──────── LISTED ENTRIES

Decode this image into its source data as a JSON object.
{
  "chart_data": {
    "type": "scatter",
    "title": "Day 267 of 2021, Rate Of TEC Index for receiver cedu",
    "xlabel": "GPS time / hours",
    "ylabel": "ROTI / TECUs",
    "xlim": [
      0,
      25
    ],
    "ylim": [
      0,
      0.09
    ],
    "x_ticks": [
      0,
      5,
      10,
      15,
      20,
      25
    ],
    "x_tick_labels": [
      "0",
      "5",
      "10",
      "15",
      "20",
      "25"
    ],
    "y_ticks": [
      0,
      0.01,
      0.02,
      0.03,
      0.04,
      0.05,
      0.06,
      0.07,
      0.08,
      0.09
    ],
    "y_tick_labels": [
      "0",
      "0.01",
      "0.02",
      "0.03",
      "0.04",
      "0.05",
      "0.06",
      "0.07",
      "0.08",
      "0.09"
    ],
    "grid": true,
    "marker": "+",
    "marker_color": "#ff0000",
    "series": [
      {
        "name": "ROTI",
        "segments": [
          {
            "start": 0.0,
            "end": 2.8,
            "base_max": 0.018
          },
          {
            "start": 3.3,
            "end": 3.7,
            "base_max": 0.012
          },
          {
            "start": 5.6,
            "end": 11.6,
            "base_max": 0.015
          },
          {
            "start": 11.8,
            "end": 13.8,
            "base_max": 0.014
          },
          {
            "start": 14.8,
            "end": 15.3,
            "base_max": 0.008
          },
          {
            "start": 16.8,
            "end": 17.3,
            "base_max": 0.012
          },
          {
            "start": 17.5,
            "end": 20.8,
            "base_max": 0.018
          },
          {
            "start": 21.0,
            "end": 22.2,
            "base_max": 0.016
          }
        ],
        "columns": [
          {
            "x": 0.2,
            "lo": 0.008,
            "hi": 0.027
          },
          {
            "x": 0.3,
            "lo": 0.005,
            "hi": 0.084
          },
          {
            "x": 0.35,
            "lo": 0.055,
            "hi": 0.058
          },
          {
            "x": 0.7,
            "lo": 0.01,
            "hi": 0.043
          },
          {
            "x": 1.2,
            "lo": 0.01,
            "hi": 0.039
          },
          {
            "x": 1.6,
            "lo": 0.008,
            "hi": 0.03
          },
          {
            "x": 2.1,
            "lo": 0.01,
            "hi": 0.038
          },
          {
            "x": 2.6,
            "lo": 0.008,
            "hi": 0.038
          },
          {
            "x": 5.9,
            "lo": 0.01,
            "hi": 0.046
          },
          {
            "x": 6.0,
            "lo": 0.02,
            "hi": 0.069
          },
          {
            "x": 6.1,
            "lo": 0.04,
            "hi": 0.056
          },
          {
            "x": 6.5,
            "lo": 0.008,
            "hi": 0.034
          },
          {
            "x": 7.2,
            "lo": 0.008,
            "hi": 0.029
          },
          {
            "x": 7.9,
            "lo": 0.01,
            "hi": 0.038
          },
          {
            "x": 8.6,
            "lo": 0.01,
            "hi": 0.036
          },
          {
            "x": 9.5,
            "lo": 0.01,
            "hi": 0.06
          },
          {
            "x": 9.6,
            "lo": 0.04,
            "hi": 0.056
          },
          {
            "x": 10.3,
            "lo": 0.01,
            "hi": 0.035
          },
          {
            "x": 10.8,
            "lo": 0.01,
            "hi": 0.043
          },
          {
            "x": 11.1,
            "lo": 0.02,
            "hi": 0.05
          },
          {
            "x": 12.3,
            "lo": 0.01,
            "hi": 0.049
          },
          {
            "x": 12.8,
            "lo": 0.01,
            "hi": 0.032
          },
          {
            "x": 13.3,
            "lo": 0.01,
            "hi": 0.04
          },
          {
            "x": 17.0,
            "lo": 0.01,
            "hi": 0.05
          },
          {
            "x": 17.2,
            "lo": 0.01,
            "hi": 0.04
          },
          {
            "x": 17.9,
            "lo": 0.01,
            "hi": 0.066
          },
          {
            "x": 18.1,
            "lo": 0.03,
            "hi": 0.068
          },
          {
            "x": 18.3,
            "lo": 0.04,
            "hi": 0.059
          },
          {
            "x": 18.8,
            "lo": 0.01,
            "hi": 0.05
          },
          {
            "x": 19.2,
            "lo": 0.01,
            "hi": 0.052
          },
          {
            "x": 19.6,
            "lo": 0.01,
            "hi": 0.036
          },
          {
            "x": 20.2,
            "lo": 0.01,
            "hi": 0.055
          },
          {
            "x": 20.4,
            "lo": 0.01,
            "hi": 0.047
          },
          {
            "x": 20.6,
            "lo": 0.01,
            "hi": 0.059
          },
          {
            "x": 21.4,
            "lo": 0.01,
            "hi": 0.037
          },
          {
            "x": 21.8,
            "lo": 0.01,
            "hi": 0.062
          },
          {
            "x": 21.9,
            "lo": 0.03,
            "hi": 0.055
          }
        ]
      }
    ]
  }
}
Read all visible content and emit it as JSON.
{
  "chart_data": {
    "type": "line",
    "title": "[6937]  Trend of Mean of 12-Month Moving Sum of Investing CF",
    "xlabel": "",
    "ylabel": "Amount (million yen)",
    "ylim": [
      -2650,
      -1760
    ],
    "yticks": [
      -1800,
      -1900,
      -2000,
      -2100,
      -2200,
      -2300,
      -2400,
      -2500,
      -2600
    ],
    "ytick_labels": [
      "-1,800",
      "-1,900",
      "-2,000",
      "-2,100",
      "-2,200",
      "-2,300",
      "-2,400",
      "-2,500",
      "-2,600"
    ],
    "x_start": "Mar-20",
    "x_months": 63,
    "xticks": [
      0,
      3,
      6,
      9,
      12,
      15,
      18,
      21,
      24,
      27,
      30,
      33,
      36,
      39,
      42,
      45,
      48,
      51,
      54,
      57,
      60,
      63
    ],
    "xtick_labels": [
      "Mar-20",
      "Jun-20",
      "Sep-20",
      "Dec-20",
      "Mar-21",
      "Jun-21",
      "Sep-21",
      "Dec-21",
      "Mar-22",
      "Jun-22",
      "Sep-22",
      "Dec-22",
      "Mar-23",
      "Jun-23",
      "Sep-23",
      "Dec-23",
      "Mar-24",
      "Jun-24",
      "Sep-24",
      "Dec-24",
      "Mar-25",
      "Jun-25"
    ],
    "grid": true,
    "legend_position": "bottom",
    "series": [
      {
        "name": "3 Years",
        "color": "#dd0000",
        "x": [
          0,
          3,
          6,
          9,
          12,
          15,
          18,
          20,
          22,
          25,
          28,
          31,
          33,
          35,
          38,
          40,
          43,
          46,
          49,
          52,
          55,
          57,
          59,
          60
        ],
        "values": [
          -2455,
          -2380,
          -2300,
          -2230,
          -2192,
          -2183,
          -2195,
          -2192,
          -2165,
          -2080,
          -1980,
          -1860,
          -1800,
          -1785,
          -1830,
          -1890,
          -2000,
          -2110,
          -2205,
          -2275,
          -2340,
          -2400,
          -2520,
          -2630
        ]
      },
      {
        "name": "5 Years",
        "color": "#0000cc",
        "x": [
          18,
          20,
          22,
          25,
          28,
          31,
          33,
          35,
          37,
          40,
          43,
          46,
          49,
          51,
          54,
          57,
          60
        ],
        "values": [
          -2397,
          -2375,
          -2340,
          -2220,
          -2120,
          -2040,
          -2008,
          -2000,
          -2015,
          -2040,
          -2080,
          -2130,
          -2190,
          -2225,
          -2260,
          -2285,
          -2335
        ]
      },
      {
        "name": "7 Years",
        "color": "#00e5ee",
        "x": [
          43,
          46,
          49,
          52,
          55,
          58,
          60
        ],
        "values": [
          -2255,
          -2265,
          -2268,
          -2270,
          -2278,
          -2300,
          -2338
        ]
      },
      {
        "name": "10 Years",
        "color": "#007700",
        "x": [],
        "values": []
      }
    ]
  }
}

────────────────

§ AIM: Repeat the records above exactly, from the first line to the last.

§ FULL ANSWER:
Decode this image into its source data as a JSON object.
{
  "chart_data": {
    "type": "scatter",
    "title": "Day 267 of 2021, Rate Of TEC Index for receiver cedu",
    "xlabel": "GPS time / hours",
    "ylabel": "ROTI / TECUs",
    "xlim": [
      0,
      25
    ],
    "ylim": [
      0,
      0.09
    ],
    "x_ticks": [
      0,
      5,
      10,
      15,
      20,
      25
    ],
    "x_tick_labels": [
      "0",
      "5",
      "10",
      "15",
      "20",
      "25"
    ],
    "y_ticks": [
      0,
      0.01,
      0.02,
      0.03,
      0.04,
      0.05,
      0.06,
      0.07,
      0.08,
      0.09
    ],
    "y_tick_labels": [
      "0",
      "0.01",
      "0.02",
      "0.03",
      "0.04",
      "0.05",
      "0.06",
      "0.07",
      "0.08",
      "0.09"
    ],
    "grid": true,
    "marker": "+",
    "marker_color": "#ff0000",
    "series": [
      {
        "name": "ROTI",
        "segments": [
          {
            "start": 0.0,
            "end": 2.8,
            "base_max": 0.018
          },
          {
            "start": 3.3,
            "end": 3.7,
            "base_max": 0.012
          },
          {
            "start": 5.6,
            "end": 11.6,
            "base_max": 0.015
          },
          {
            "start": 11.8,
            "end": 13.8,
            "base_max": 0.014
          },
          {
            "start": 14.8,
            "end": 15.3,
            "base_max": 0.008
          },
          {
            "start": 16.8,
            "end": 17.3,
            "base_max": 0.012
          },
          {
            "start": 17.5,
            "end": 20.8,
            "base_max": 0.018
          },
          {
            "start": 21.0,
            "end": 22.2,
            "base_max": 0.016
          }
        ],
        "columns": [
          {
            "x": 0.2,
            "lo": 0.008,
            "hi": 0.027
          },
          {
            "x": 0.3,
            "lo": 0.005,
            "hi": 0.084
          },
          {
            "x": 0.35,
            "lo": 0.055,
            "hi": 0.058
          },
          {
            "x": 0.7,
            "lo": 0.01,
            "hi": 0.043
          },
          {
            "x": 1.2,
            "lo": 0.01,
            "hi": 0.039
          },
          {
            "x": 1.6,
            "lo": 0.008,
            "hi": 0.03
          },
          {
            "x": 2.1,
            "lo": 0.01,
            "hi": 0.038
          },
          {
            "x": 2.6,
            "lo": 0.008,
            "hi": 0.038
          },
          {
            "x": 5.9,
            "lo": 0.01,
            "hi": 0.046
          },
          {
            "x": 6.0,
            "lo": 0.02,
            "hi": 0.069
          },
          {
            "x": 6.1,
            "lo": 0.04,
            "hi": 0.056
          },
          {
            "x": 6.5,
            "lo": 0.008,
            "hi": 0.034
          },
          {
            "x": 7.2,
            "lo": 0.008,
            "hi": 0.029
          },
          {
            "x": 7.9,
            "lo": 0.01,
            "hi": 0.038
          },
          {
            "x": 8.6,
            "lo": 0.01,
            "hi": 0.036
          },
          {
            "x": 9.5,
            "lo": 0.01,
            "hi": 0.06
          },
          {
            "x": 9.6,
            "lo": 0.04,
            "hi": 0.056
          },
          {
            "x": 10.3,
            "lo": 0.01,
            "hi": 0.035
          },
          {
            "x": 10.8,
            "lo": 0.01,
            "hi": 0.043
          },
          {
            "x": 11.1,
            "lo": 0.02,
            "hi": 0.05
          },
          {
            "x": 12.3,
            "lo": 0.01,
            "hi": 0.049
          },
          {
            "x": 12.8,
            "lo": 0.01,
            "hi": 0.032
          },
          {
            "x": 13.3,
            "lo": 0.01,
            "hi": 0.04
          },
          {
            "x": 17.0,
            "lo": 0.01,
            "hi": 0.05
          },
          {
            "x": 17.2,
            "lo": 0.01,
            "hi": 0.04
          },
          {
            "x": 17.9,
            "lo": 0.01,
            "hi": 0.066
          },
          {
            "x": 18.1,
            "lo": 0.03,
            "hi": 0.068
          },
          {
            "x": 18.3,
            "lo": 0.04,
            "hi": 0.059
          },
          {
            "x": 18.8,
            "lo": 0.01,
            "hi": 0.05
          },
          {
            "x": 19.2,
            "lo": 0.01,
            "hi": 0.052
          },
          {
            "x": 19.6,
            "lo": 0.01,
            "hi": 0.036
          },
          {
            "x": 20.2,
            "lo": 0.01,
            "hi": 0.055
          },
          {
            "x": 20.4,
            "lo": 0.01,
            "hi": 0.047
          },
          {
            "x": 20.6,
            "lo": 0.01,
            "hi": 0.059
          },
          {
            "x": 21.4,
            "lo": 0.01,
            "hi": 0.037
          },
          {
            "x": 21.8,
            "lo": 0.01,
            "hi": 0.062
          },
          {
            "x": 21.9,
            "lo": 0.03,
            "hi": 0.055
          }
        ]
      }
    ]
  }
}
Read all visible content and emit it as JSON.
{
  "chart_data": {
    "type": "line",
    "title": "[6937]  Trend of Mean of 12-Month Moving Sum of Investing CF",
    "xlabel": "",
    "ylabel": "Amount (million yen)",
    "ylim": [
      -2650,
      -1760
    ],
    "yticks": [
      -1800,
      -1900,
      -2000,
      -2100,
      -2200,
      -2300,
      -2400,
      -2500,
      -2600
    ],
    "ytick_labels": [
      "-1,800",
      "-1,900",
      "-2,000",
      "-2,100",
      "-2,200",
      "-2,300",
      "-2,400",
      "-2,500",
      "-2,600"
    ],
    "x_start": "Mar-20",
    "x_months": 63,
    "xticks": [
      0,
      3,
      6,
      9,
      12,
      15,
      18,
      21,
      24,
      27,
      30,
      33,
      36,
      39,
      42,
      45,
      48,
      51,
      54,
      57,
      60,
      63
    ],
    "xtick_labels": [
      "Mar-20",
      "Jun-20",
      "Sep-20",
      "Dec-20",
      "Mar-21",
      "Jun-21",
      "Sep-21",
      "Dec-21",
      "Mar-22",
      "Jun-22",
      "Sep-22",
      "Dec-22",
      "Mar-23",
      "Jun-23",
      "Sep-23",
      "Dec-23",
      "Mar-24",
      "Jun-24",
      "Sep-24",
      "Dec-24",
      "Mar-25",
      "Jun-25"
    ],
    "grid": true,
    "legend_position": "bottom",
    "series": [
      {
        "name": "3 Years",
        "color": "#dd0000",
        "x": [
          0,
          3,
          6,
          9,
          12,
          15,
          18,
          20,
          22,
          25,
          28,
          31,
          33,
          35,
          38,
          40,
          43,
          46,
          49,
          52,
          55,
          57,
          59,
          60
        ],
        "values": [
          -2455,
          -2380,
          -2300,
          -2230,
          -2192,
          -2183,
          -2195,
          -2192,
          -2165,
          -2080,
          -1980,
          -1860,
          -1800,
          -1785,
          -1830,
          -1890,
          -2000,
          -2110,
          -2205,
          -2275,
          -2340,
          -2400,
          -2520,
          -2630
        ]
      },
      {
        "name": "5 Years",
        "color": "#0000cc",
        "x": [
          18,
          20,
          22,
          25,
          28,
          31,
          33,
          35,
          37,
          40,
          43,
          46,
          49,
          51,
          54,
          57,
          60
        ],
        "values": [
          -2397,
          -2375,
          -2340,
          -2220,
          -2120,
          -2040,
          -2008,
          -2000,
          -2015,
          -2040,
          -2080,
          -2130,
          -2190,
          -2225,
          -2260,
          -2285,
          -2335
        ]
      },
      {
        "name": "7 Years",
        "color": "#00e5ee",
        "x": [
          43,
          46,
          49,
          52,
          55,
          58,
          60
        ],
        "values": [
          -2255,
          -2265,
          -2268,
          -2270,
          -2278,
          -2300,
          -2338
        ]
      },
      {
        "name": "10 Years",
        "color": "#007700",
        "x": [],
        "values": []
      }
    ]
  }
}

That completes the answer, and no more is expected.